(Task objective) Please list all lines of the material below in which the string "same" occurs.
Extracted entries start
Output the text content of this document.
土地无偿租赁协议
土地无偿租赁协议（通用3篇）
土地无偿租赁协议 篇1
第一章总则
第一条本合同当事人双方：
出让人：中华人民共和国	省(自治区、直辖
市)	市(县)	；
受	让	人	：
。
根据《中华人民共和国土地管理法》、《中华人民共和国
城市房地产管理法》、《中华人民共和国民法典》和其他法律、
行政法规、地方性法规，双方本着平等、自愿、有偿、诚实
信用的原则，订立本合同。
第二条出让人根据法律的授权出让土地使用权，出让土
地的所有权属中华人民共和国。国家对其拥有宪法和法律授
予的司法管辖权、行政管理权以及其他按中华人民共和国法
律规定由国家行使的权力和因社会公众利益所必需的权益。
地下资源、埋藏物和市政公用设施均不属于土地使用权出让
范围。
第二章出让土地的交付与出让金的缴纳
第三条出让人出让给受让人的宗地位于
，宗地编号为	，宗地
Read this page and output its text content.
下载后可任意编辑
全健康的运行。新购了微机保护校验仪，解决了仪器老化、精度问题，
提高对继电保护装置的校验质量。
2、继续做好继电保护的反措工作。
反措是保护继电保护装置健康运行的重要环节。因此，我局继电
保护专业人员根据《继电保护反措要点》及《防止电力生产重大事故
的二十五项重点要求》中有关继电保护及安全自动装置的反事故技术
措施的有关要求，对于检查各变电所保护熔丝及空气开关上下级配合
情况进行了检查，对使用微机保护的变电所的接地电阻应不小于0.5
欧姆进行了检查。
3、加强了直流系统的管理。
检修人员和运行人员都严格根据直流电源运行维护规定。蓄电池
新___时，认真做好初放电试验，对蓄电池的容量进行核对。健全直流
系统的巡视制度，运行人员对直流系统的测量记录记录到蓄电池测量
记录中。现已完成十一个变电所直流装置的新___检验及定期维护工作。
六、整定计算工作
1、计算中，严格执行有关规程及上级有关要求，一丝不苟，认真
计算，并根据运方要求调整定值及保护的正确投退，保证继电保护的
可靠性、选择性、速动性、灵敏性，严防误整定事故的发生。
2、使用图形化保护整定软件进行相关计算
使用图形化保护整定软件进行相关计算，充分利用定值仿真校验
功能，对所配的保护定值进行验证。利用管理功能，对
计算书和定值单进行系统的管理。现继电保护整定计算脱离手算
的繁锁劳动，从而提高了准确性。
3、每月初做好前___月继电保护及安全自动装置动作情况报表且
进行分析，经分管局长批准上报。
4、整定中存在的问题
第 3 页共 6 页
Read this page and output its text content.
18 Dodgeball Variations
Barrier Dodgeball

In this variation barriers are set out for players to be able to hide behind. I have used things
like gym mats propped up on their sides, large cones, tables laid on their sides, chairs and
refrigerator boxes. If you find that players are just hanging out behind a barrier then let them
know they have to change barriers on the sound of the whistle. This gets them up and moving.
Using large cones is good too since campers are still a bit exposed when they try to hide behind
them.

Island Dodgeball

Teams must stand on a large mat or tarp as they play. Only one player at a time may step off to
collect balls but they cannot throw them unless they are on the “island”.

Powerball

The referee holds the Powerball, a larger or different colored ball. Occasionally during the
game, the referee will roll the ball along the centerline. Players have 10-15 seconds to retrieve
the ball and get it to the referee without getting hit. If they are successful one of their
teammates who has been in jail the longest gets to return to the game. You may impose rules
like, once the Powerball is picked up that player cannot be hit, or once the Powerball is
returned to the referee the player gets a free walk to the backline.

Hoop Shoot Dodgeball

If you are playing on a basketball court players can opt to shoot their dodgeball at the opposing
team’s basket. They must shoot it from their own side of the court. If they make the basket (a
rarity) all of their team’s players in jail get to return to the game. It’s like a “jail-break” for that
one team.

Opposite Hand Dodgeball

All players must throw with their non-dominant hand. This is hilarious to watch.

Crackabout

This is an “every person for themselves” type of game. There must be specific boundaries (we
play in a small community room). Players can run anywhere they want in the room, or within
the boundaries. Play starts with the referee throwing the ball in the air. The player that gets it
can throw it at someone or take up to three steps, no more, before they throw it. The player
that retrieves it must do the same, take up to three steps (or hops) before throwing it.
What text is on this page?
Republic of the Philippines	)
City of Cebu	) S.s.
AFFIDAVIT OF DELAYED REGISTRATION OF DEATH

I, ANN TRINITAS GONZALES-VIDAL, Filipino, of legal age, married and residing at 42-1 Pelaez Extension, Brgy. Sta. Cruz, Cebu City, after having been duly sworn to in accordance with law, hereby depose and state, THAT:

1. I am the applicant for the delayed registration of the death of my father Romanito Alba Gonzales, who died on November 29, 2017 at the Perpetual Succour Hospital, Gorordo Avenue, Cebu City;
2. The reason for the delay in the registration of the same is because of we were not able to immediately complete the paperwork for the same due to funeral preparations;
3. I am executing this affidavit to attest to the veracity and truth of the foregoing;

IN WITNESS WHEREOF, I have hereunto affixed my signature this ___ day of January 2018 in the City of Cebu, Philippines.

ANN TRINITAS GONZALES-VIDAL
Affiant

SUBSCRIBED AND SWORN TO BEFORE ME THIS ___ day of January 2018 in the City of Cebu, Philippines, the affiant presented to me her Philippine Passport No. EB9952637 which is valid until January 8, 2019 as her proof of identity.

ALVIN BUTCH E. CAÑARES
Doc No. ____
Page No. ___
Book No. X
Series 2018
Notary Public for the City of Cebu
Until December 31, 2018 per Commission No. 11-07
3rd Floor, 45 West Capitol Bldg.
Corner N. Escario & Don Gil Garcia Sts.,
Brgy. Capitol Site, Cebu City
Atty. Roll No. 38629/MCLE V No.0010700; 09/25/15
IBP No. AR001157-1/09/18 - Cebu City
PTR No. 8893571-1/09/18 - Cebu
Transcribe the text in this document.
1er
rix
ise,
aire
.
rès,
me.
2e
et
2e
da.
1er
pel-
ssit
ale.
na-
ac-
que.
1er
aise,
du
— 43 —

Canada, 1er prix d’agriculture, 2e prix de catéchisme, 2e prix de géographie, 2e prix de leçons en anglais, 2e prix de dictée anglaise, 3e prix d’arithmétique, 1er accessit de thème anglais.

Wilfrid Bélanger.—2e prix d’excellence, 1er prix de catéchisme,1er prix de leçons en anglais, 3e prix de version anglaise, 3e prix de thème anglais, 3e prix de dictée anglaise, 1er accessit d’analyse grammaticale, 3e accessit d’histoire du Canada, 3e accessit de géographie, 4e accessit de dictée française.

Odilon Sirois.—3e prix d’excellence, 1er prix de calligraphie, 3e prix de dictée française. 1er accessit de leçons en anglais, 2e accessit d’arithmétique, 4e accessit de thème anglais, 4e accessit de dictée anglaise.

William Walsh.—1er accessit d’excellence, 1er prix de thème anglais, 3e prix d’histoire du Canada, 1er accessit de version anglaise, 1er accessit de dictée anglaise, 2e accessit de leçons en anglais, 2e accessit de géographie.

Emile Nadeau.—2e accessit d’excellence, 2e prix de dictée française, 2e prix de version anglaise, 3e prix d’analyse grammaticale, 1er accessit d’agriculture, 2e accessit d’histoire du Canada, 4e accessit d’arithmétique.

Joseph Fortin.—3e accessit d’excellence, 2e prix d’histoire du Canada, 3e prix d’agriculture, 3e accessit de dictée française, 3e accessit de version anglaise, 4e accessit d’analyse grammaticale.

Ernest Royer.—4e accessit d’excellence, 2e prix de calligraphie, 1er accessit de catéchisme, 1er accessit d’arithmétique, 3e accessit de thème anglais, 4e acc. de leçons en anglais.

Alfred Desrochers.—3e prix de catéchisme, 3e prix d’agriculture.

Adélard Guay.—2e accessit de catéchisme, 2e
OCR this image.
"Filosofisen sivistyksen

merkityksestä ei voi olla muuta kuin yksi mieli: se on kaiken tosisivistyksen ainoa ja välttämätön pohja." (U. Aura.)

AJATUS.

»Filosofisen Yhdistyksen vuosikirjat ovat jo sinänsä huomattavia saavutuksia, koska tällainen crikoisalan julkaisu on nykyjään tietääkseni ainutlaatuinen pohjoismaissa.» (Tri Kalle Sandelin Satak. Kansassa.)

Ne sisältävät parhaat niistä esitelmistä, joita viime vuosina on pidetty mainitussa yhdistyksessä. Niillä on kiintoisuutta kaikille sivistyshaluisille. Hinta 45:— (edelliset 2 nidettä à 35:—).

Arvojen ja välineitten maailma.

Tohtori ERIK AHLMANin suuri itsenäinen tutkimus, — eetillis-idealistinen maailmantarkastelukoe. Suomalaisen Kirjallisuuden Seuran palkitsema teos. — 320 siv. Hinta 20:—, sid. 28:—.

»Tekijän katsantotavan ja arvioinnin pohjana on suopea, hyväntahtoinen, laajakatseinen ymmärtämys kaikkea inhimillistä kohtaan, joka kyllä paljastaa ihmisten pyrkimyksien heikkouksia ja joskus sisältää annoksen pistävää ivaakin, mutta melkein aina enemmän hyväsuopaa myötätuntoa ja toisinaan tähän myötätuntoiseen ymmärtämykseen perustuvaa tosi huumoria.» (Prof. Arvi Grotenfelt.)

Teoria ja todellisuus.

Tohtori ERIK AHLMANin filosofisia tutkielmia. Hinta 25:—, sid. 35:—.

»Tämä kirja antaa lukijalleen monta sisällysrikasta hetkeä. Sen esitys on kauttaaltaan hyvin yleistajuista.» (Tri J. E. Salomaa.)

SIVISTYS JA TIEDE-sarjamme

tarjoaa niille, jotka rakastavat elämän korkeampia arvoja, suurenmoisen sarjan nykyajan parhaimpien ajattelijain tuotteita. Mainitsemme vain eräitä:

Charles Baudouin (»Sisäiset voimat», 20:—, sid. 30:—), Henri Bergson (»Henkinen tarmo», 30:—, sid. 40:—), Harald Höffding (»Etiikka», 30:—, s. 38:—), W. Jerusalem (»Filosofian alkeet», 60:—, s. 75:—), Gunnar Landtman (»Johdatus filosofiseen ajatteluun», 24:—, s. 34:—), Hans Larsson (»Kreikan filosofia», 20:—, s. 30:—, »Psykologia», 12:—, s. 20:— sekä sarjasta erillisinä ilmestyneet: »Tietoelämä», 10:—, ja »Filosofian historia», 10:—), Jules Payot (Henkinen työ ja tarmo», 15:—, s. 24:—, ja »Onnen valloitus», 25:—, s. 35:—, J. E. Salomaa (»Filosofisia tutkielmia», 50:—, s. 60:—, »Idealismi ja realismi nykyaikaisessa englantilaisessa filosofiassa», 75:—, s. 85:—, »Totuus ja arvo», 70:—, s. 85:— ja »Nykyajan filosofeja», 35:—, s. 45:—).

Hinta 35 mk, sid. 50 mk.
Extracted entries end
(Result for this exercise)
that retrieves it must do the same, take up to three steps (or hops) before throwing it.
2. The reason for the delay in the registration of the same is because of we were not able to immediately complete the paperwork for the same due to funeral preparations;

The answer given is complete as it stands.